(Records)
::::::

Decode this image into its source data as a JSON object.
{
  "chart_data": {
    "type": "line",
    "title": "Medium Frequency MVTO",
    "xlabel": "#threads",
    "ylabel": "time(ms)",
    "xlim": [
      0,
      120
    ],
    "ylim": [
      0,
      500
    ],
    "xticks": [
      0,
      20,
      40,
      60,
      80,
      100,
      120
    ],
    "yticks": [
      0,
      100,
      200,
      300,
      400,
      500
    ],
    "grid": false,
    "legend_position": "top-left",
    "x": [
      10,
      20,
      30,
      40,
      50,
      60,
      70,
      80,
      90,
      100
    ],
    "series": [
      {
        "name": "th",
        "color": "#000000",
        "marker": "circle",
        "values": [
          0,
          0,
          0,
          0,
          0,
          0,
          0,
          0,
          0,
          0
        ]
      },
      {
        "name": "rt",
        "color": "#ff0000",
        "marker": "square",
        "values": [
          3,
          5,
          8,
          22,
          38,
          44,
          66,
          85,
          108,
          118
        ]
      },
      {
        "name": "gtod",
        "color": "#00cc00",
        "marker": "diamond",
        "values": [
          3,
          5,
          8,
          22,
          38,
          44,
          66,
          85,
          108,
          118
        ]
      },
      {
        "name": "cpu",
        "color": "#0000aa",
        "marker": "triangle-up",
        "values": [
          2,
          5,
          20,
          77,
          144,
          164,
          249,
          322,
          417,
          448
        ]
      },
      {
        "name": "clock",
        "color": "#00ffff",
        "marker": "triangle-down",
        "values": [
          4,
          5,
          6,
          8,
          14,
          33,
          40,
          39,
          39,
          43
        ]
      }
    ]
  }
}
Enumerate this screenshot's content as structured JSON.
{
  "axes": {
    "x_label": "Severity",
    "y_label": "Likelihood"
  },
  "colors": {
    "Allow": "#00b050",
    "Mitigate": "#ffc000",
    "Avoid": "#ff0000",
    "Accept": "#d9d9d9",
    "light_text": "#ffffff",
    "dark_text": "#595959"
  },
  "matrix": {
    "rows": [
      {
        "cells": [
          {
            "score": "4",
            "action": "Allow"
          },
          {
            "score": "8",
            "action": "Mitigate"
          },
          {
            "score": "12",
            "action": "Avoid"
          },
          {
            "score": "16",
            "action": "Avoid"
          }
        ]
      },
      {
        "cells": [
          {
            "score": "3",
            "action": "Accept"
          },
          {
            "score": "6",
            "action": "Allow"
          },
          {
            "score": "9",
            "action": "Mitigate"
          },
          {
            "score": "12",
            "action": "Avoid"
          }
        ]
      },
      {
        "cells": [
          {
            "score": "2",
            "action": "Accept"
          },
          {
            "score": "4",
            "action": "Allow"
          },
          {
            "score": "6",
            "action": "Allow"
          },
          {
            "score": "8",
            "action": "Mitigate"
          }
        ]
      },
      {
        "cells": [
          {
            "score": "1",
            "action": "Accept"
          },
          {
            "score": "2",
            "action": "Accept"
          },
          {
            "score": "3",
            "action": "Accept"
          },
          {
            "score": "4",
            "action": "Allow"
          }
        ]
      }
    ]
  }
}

::::::

## Stated goal
Each line of the listing should be copied exactly.

## Response for this exercise
Decode this image into its source data as a JSON object.
{
  "chart_data": {
    "type": "line",
    "title": "Medium Frequency MVTO",
    "xlabel": "#threads",
    "ylabel": "time(ms)",
    "xlim": [
      0,
      120
    ],
    "ylim": [
      0,
      500
    ],
    "xticks": [
      0,
      20,
      40,
      60,
      80,
      100,
      120
    ],
    "yticks": [
      0,
      100,
      200,
      300,
      400,
      500
    ],
    "grid": false,
    "legend_position": "top-left",
    "x": [
      10,
      20,
      30,
      40,
      50,
      60,
      70,
      80,
      90,
      100
    ],
    "series": [
      {
        "name": "th",
        "color": "#000000",
        "marker": "circle",
        "values": [
          0,
          0,
          0,
          0,
          0,
          0,
          0,
          0,
          0,
          0
        ]
      },
      {
        "name": "rt",
        "color": "#ff0000",
        "marker": "square",
        "values": [
          3,
          5,
          8,
          22,
          38,
          44,
          66,
          85,
          108,
          118
        ]
      },
      {
        "name": "gtod",
        "color": "#00cc00",
        "marker": "diamond",
        "values": [
          3,
          5,
          8,
          22,
          38,
          44,
          66,
          85,
          108,
          118
        ]
      },
      {
        "name": "cpu",
        "color": "#0000aa",
        "marker": "triangle-up",
        "values": [
          2,
          5,
          20,
          77,
          144,
          164,
          249,
          322,
          417,
          448
        ]
      },
      {
        "name": "clock",
        "color": "#00ffff",
        "marker": "triangle-down",
        "values": [
          4,
          5,
          6,
          8,
          14,
          33,
          40,
          39,
          39,
          43
        ]
      }
    ]
  }
}
Enumerate this screenshot's content as structured JSON.
{
  "axes": {
    "x_label": "Severity",
    "y_label": "Likelihood"
  },
  "colors": {
    "Allow": "#00b050",
    "Mitigate": "#ffc000",
    "Avoid": "#ff0000",
    "Accept": "#d9d9d9",
    "light_text": "#ffffff",
    "dark_text": "#595959"
  },
  "matrix": {
    "rows": [
      {
        "cells": [
          {
            "score": "4",
            "action": "Allow"
          },
          {
            "score": "8",
            "action": "Mitigate"
          },
          {
            "score": "12",
            "action": "Avoid"
          },
          {
            "score": "16",
            "action": "Avoid"
          }
        ]
      },
      {
        "cells": [
          {
            "score": "3",
            "action": "Accept"
          },
          {
            "score": "6",
            "action": "Allow"
          },
          {
            "score": "9",
            "action": "Mitigate"
          },
          {
            "score": "12",
            "action": "Avoid"
          }
        ]
      },
      {
        "cells": [
          {
            "score": "2",
            "action": "Accept"
          },
          {
            "score": "4",
            "action": "Allow"
          },
          {
            "score": "6",
            "action": "Allow"
          },
          {
            "score": "8",
            "action": "Mitigate"
          }
        ]
      },
      {
        "cells": [
          {
            "score": "1",
            "action": "Accept"
          },
          {
            "score": "2",
            "action": "Accept"
          },
          {
            "score": "3",
            "action": "Accept"
          },
          {
            "score": "4",
            "action": "Allow"
          }
        ]
      }
    ]
  }
}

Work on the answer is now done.